- _What you need to do_
Filter the records below for the word "Offenbach". Copy each line that holds it.

- _Dataset content_
┄┄┄┄┄┄┄┄┄┄

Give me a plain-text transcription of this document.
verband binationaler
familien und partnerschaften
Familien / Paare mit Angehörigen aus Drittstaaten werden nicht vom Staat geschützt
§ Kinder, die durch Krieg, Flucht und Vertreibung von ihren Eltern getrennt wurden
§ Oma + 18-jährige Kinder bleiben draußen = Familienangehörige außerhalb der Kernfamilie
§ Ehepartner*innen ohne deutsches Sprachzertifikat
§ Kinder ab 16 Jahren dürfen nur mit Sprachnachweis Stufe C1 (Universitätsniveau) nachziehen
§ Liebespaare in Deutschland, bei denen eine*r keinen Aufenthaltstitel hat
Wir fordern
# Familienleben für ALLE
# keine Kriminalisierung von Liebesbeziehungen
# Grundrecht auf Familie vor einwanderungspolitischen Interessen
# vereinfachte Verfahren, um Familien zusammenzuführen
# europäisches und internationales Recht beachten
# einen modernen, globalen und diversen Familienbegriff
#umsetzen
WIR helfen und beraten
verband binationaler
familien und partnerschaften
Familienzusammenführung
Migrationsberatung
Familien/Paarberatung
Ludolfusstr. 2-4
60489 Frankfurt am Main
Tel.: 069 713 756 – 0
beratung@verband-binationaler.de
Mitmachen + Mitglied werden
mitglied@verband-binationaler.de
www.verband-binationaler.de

┄┄┄┄┄┄┄┄┄┄

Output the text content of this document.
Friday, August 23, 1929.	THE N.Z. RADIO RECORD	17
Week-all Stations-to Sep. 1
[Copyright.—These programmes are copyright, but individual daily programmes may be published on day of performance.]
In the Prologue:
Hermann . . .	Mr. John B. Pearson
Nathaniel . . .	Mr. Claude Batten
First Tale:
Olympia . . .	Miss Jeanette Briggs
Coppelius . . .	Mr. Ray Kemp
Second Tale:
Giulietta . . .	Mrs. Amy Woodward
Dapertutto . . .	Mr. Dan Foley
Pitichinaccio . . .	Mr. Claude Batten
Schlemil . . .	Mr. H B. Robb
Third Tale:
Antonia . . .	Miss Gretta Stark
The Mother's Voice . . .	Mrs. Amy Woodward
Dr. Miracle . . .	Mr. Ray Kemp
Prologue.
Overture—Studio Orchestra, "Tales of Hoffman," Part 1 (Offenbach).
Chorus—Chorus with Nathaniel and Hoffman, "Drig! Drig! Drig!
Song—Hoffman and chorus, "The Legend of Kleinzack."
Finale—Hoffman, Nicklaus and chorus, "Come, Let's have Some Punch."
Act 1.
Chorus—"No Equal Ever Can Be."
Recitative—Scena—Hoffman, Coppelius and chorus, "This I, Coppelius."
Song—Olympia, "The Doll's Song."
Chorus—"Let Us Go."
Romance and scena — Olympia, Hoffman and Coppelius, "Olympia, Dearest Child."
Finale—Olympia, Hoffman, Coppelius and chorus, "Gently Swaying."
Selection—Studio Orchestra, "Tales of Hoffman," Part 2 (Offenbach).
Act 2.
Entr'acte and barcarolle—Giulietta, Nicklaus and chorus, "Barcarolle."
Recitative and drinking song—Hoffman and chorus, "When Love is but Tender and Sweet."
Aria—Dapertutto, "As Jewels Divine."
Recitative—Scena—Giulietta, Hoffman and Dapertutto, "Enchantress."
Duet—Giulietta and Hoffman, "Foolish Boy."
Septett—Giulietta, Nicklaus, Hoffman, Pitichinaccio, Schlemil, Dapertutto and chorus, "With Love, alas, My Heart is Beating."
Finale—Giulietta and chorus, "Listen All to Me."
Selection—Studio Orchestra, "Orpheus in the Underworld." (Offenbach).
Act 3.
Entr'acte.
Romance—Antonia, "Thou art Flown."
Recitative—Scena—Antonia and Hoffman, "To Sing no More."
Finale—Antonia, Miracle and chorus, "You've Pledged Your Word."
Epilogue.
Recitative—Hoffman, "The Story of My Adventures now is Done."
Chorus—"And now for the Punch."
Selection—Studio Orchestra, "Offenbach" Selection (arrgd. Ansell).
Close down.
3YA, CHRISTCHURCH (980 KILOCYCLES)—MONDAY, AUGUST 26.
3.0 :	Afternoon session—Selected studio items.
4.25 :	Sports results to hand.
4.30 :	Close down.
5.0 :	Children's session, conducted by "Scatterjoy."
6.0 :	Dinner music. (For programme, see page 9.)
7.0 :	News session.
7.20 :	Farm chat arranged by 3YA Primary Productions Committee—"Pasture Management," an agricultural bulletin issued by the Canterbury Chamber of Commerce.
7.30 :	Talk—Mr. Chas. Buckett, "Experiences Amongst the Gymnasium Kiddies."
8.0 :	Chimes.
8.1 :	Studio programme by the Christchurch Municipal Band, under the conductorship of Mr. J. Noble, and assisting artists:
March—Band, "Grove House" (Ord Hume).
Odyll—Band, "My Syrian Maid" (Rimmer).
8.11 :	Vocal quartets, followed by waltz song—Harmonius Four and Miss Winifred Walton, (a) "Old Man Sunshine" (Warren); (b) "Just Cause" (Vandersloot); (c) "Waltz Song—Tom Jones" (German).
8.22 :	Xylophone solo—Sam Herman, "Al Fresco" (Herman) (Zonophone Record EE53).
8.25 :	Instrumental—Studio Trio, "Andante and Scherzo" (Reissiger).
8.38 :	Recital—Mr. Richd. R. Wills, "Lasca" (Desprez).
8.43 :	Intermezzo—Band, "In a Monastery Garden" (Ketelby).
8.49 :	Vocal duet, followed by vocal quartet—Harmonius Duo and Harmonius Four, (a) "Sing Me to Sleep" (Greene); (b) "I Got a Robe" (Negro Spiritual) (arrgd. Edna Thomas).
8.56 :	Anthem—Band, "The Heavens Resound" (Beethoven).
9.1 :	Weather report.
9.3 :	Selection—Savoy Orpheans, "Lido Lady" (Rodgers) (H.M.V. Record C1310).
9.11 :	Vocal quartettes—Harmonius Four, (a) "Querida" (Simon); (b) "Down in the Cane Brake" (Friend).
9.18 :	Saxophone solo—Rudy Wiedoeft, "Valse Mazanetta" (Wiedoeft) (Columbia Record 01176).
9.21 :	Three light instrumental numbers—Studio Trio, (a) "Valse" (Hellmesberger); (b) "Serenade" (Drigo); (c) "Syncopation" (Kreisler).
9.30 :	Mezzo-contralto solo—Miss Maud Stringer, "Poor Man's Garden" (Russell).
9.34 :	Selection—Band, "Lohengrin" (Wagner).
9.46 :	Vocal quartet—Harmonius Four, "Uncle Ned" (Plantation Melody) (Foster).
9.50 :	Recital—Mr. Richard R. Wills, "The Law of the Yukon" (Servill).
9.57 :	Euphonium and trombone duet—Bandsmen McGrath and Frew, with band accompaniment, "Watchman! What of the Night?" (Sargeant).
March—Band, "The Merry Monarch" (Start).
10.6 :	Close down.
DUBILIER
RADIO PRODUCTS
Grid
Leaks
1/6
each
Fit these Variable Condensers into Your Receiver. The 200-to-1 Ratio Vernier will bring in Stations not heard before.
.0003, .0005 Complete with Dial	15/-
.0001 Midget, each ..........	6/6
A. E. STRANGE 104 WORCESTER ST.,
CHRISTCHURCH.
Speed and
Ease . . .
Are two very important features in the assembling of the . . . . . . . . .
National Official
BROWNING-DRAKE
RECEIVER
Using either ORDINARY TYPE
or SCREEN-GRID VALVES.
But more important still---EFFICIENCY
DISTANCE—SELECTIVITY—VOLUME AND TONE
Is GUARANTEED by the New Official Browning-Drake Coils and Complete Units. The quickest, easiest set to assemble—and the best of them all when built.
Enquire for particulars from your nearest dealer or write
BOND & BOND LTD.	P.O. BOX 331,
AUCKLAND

┄┄┄┄┄┄┄┄┄┄

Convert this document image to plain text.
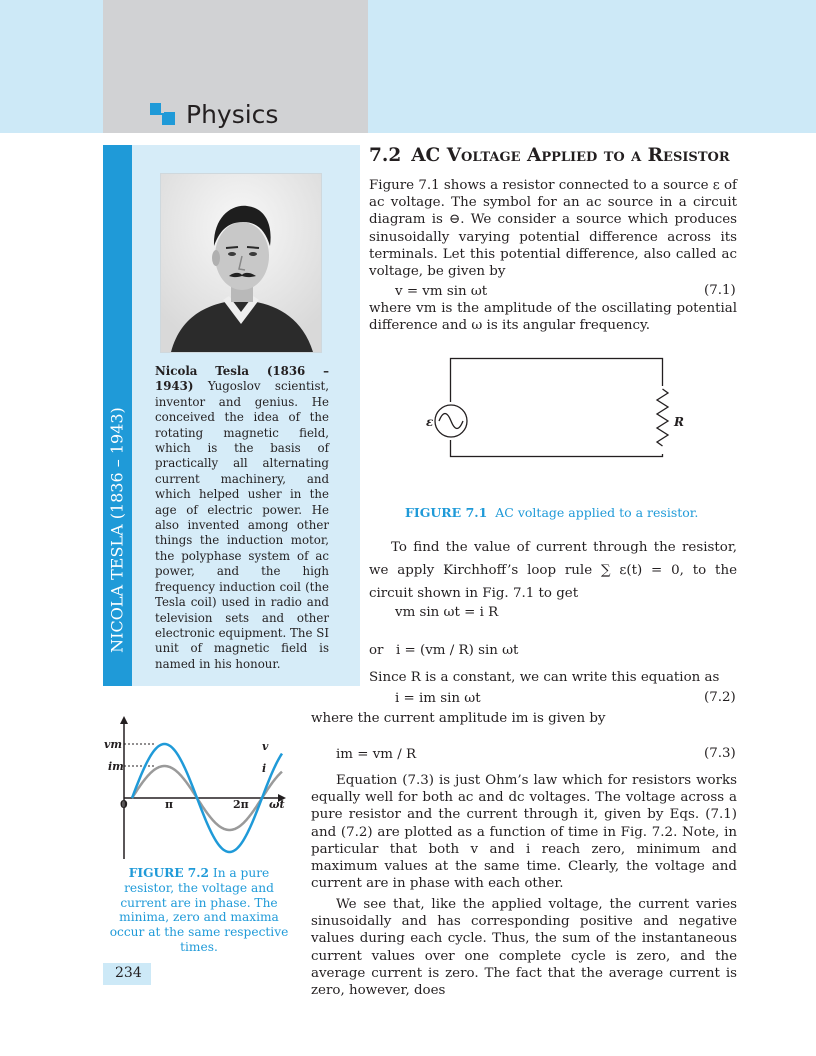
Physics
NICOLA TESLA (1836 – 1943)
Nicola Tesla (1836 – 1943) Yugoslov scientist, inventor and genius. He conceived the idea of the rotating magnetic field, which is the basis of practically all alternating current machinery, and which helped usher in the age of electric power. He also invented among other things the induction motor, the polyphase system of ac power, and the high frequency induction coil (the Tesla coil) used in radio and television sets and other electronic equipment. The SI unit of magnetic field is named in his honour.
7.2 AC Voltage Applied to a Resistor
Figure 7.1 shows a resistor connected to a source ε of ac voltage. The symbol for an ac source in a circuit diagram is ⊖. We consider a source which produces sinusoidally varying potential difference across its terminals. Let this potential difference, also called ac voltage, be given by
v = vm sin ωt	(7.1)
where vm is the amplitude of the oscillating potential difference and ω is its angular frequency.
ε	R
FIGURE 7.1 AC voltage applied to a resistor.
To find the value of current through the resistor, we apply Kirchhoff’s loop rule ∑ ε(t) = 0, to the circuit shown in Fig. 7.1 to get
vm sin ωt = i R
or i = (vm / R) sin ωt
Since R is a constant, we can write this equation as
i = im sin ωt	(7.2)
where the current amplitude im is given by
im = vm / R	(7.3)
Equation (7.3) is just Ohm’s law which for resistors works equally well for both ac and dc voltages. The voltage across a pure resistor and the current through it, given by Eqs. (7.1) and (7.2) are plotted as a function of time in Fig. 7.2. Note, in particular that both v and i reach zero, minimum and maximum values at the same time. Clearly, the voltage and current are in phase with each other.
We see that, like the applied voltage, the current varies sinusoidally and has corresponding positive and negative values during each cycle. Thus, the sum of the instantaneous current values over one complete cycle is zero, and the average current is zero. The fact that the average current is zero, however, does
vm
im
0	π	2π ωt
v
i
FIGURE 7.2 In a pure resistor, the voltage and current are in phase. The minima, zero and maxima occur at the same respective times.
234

┄┄┄┄┄┄┄┄┄┄

- _Written reply_
Overture—Studio Orchestra, "Tales of Hoffman," Part 1 (Offenbach).
Selection—Studio Orchestra, "Tales of Hoffman," Part 2 (Offenbach).
Selection—Studio Orchestra, "Orpheus in the Underworld." (Offenbach).
Selection—Studio Orchestra, "Offenbach" Selection (arrgd. Ansell).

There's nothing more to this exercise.